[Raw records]
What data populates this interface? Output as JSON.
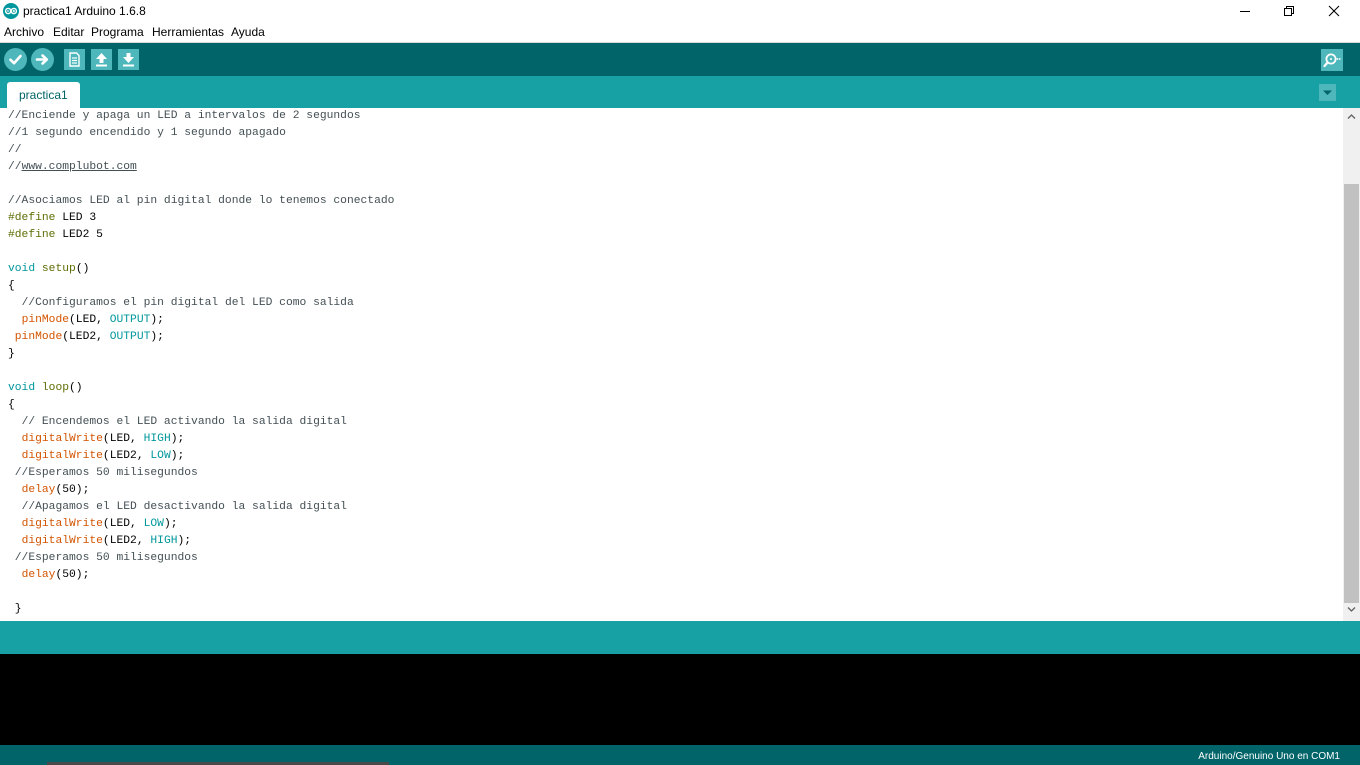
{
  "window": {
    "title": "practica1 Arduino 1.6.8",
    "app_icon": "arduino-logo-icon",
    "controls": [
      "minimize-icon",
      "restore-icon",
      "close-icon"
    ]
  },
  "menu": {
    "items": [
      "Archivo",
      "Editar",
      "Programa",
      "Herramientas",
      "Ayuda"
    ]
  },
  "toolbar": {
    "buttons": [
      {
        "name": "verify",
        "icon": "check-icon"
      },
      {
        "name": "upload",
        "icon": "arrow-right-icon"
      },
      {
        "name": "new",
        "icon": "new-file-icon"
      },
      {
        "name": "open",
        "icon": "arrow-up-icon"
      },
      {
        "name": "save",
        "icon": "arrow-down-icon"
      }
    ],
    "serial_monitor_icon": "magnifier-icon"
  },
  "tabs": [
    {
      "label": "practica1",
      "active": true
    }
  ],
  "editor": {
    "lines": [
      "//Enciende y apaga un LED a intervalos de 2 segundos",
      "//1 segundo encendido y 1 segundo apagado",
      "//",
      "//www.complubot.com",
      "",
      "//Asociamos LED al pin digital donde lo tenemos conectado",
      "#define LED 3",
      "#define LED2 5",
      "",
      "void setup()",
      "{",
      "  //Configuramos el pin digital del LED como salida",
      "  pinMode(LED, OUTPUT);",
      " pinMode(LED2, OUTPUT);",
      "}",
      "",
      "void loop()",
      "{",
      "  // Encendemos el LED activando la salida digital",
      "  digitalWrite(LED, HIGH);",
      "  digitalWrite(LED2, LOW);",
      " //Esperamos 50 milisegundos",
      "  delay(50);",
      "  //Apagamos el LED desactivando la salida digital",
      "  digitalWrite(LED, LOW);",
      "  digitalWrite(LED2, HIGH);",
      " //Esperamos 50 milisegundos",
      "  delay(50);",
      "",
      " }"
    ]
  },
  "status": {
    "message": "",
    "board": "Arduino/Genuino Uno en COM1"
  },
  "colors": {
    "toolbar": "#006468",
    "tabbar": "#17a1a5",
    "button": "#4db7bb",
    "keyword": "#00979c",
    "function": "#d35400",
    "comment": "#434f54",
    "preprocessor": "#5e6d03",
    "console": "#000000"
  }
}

(GOAL): Each line that has the word "salida" counts once. How many such lines are in the data? Give the number alone.

(RESPONSE FOR THIS EXERCISE): 3